■ Exercise aim ■
Write the records out again, precisely as they stand.

-- Start of Data provided --

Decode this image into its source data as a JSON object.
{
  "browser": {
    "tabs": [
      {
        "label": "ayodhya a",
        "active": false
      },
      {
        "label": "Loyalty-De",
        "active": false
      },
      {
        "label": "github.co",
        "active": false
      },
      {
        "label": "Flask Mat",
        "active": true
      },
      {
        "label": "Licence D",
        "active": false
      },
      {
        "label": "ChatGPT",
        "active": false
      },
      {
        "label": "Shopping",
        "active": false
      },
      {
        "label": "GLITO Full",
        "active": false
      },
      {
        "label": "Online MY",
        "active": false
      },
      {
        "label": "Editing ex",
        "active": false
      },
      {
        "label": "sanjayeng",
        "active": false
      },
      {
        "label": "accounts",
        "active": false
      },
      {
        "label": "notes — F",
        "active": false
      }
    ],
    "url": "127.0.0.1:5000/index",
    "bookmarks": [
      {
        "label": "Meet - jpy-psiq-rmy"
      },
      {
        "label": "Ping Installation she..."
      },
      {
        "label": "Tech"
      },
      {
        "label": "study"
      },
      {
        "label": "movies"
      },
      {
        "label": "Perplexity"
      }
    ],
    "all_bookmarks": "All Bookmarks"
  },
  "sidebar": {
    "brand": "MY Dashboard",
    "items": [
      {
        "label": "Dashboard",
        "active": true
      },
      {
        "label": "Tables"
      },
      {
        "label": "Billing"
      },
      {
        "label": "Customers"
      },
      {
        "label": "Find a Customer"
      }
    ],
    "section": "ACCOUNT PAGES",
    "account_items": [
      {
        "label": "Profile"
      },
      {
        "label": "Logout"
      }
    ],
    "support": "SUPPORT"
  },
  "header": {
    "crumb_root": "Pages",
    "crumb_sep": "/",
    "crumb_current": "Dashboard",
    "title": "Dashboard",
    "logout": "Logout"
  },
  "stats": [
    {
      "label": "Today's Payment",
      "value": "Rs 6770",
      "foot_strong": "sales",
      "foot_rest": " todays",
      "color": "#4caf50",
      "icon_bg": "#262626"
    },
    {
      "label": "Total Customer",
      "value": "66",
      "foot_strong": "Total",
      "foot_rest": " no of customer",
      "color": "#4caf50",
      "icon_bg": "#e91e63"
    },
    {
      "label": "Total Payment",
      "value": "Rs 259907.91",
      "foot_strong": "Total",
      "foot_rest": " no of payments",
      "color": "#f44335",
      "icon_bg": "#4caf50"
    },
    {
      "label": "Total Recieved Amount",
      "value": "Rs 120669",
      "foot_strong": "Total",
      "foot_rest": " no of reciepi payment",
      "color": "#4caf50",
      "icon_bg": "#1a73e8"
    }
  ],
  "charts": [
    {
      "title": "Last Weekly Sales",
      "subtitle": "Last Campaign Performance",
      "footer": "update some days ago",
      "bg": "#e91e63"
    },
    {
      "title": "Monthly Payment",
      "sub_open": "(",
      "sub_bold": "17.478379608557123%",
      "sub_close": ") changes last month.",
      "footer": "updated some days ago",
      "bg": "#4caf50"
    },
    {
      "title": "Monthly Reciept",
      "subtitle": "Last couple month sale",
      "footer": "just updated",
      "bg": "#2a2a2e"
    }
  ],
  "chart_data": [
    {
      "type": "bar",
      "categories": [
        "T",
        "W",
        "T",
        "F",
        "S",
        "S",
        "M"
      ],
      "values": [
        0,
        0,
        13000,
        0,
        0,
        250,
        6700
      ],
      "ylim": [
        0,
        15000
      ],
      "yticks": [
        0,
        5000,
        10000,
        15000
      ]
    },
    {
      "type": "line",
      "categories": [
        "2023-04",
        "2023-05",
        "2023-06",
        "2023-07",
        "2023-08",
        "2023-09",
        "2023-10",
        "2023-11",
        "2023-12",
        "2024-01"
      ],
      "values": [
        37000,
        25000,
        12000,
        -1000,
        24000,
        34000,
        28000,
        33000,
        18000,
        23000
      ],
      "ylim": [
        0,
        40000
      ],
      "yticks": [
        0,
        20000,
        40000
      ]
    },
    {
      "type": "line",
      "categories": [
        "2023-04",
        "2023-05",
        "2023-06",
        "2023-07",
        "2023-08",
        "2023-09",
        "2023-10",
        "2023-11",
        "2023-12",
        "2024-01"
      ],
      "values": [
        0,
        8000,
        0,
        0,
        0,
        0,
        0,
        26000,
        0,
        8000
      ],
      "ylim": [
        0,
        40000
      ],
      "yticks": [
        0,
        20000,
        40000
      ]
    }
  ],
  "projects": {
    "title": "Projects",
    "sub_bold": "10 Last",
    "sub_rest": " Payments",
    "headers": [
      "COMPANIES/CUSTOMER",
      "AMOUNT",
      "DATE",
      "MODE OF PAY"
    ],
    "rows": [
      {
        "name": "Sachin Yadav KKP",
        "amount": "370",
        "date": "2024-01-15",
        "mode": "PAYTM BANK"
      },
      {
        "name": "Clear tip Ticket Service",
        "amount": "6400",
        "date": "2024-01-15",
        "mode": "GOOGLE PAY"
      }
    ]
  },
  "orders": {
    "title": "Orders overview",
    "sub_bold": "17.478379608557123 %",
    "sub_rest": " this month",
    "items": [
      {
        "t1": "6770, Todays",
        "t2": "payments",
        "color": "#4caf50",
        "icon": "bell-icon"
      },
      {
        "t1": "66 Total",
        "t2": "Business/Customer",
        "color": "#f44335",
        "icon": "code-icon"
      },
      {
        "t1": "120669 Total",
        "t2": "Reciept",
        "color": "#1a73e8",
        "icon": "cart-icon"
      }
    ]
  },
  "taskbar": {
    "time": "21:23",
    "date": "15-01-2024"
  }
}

-- End of Data provided --

■ The reply ■
Decode this image into its source data as a JSON object.
{
  "browser": {
    "tabs": [
      {
        "label": "ayodhya a",
        "active": false
      },
      {
        "label": "Loyalty-De",
        "active": false
      },
      {
        "label": "github.co",
        "active": false
      },
      {
        "label": "Flask Mat",
        "active": true
      },
      {
        "label": "Licence D",
        "active": false
      },
      {
        "label": "ChatGPT",
        "active": false
      },
      {
        "label": "Shopping",
        "active": false
      },
      {
        "label": "GLITO Full",
        "active": false
      },
      {
        "label": "Online MY",
        "active": false
      },
      {
        "label": "Editing ex",
        "active": false
      },
      {
        "label": "sanjayeng",
        "active": false
      },
      {
        "label": "accounts",
        "active": false
      },
      {
        "label": "notes — F",
        "active": false
      }
    ],
    "url": "127.0.0.1:5000/index",
    "bookmarks": [
      {
        "label": "Meet - jpy-psiq-rmy"
      },
      {
        "label": "Ping Installation she..."
      },
      {
        "label": "Tech"
      },
      {
        "label": "study"
      },
      {
        "label": "movies"
      },
      {
        "label": "Perplexity"
      }
    ],
    "all_bookmarks": "All Bookmarks"
  },
  "sidebar": {
    "brand": "MY Dashboard",
    "items": [
      {
        "label": "Dashboard",
        "active": true
      },
      {
        "label": "Tables"
      },
      {
        "label": "Billing"
      },
      {
        "label": "Customers"
      },
      {
        "label": "Find a Customer"
      }
    ],
    "section": "ACCOUNT PAGES",
    "account_items": [
      {
        "label": "Profile"
      },
      {
        "label": "Logout"
      }
    ],
    "support": "SUPPORT"
  },
  "header": {
    "crumb_root": "Pages",
    "crumb_sep": "/",
    "crumb_current": "Dashboard",
    "title": "Dashboard",
    "logout": "Logout"
  },
  "stats": [
    {
      "label": "Today's Payment",
      "value": "Rs 6770",
      "foot_strong": "sales",
      "foot_rest": " todays",
      "color": "#4caf50",
      "icon_bg": "#262626"
    },
    {
      "label": "Total Customer",
      "value": "66",
      "foot_strong": "Total",
      "foot_rest": " no of customer",
      "color": "#4caf50",
      "icon_bg": "#e91e63"
    },
    {
      "label": "Total Payment",
      "value": "Rs 259907.91",
      "foot_strong": "Total",
      "foot_rest": " no of payments",
      "color": "#f44335",
      "icon_bg": "#4caf50"
    },
    {
      "label": "Total Recieved Amount",
      "value": "Rs 120669",
      "foot_strong": "Total",
      "foot_rest": " no of reciepi payment",
      "color": "#4caf50",
      "icon_bg": "#1a73e8"
    }
  ],
  "charts": [
    {
      "title": "Last Weekly Sales",
      "subtitle": "Last Campaign Performance",
      "footer": "update some days ago",
      "bg": "#e91e63"
    },
    {
      "title": "Monthly Payment",
      "sub_open": "(",
      "sub_bold": "17.478379608557123%",
      "sub_close": ") changes last month.",
      "footer": "updated some days ago",
      "bg": "#4caf50"
    },
    {
      "title": "Monthly Reciept",
      "subtitle": "Last couple month sale",
      "footer": "just updated",
      "bg": "#2a2a2e"
    }
  ],
  "chart_data": [
    {
      "type": "bar",
      "categories": [
        "T",
        "W",
        "T",
        "F",
        "S",
        "S",
        "M"
      ],
      "values": [
        0,
        0,
        13000,
        0,
        0,
        250,
        6700
      ],
      "ylim": [
        0,
        15000
      ],
      "yticks": [
        0,
        5000,
        10000,
        15000
      ]
    },
    {
      "type": "line",
      "categories": [
        "2023-04",
        "2023-05",
        "2023-06",
        "2023-07",
        "2023-08",
        "2023-09",
        "2023-10",
        "2023-11",
        "2023-12",
        "2024-01"
      ],
      "values": [
        37000,
        25000,
        12000,
        -1000,
        24000,
        34000,
        28000,
        33000,
        18000,
        23000
      ],
      "ylim": [
        0,
        40000
      ],
      "yticks": [
        0,
        20000,
        40000
      ]
    },
    {
      "type": "line",
      "categories": [
        "2023-04",
        "2023-05",
        "2023-06",
        "2023-07",
        "2023-08",
        "2023-09",
        "2023-10",
        "2023-11",
        "2023-12",
        "2024-01"
      ],
      "values": [
        0,
        8000,
        0,
        0,
        0,
        0,
        0,
        26000,
        0,
        8000
      ],
      "ylim": [
        0,
        40000
      ],
      "yticks": [
        0,
        20000,
        40000
      ]
    }
  ],
  "projects": {
    "title": "Projects",
    "sub_bold": "10 Last",
    "sub_rest": " Payments",
    "headers": [
      "COMPANIES/CUSTOMER",
      "AMOUNT",
      "DATE",
      "MODE OF PAY"
    ],
    "rows": [
      {
        "name": "Sachin Yadav KKP",
        "amount": "370",
        "date": "2024-01-15",
        "mode": "PAYTM BANK"
      },
      {
        "name": "Clear tip Ticket Service",
        "amount": "6400",
        "date": "2024-01-15",
        "mode": "GOOGLE PAY"
      }
    ]
  },
  "orders": {
    "title": "Orders overview",
    "sub_bold": "17.478379608557123 %",
    "sub_rest": " this month",
    "items": [
      {
        "t1": "6770, Todays",
        "t2": "payments",
        "color": "#4caf50",
        "icon": "bell-icon"
      },
      {
        "t1": "66 Total",
        "t2": "Business/Customer",
        "color": "#f44335",
        "icon": "code-icon"
      },
      {
        "t1": "120669 Total",
        "t2": "Reciept",
        "color": "#1a73e8",
        "icon": "cart-icon"
      }
    ]
  },
  "taskbar": {
    "time": "21:23",
    "date": "15-01-2024"
  }
}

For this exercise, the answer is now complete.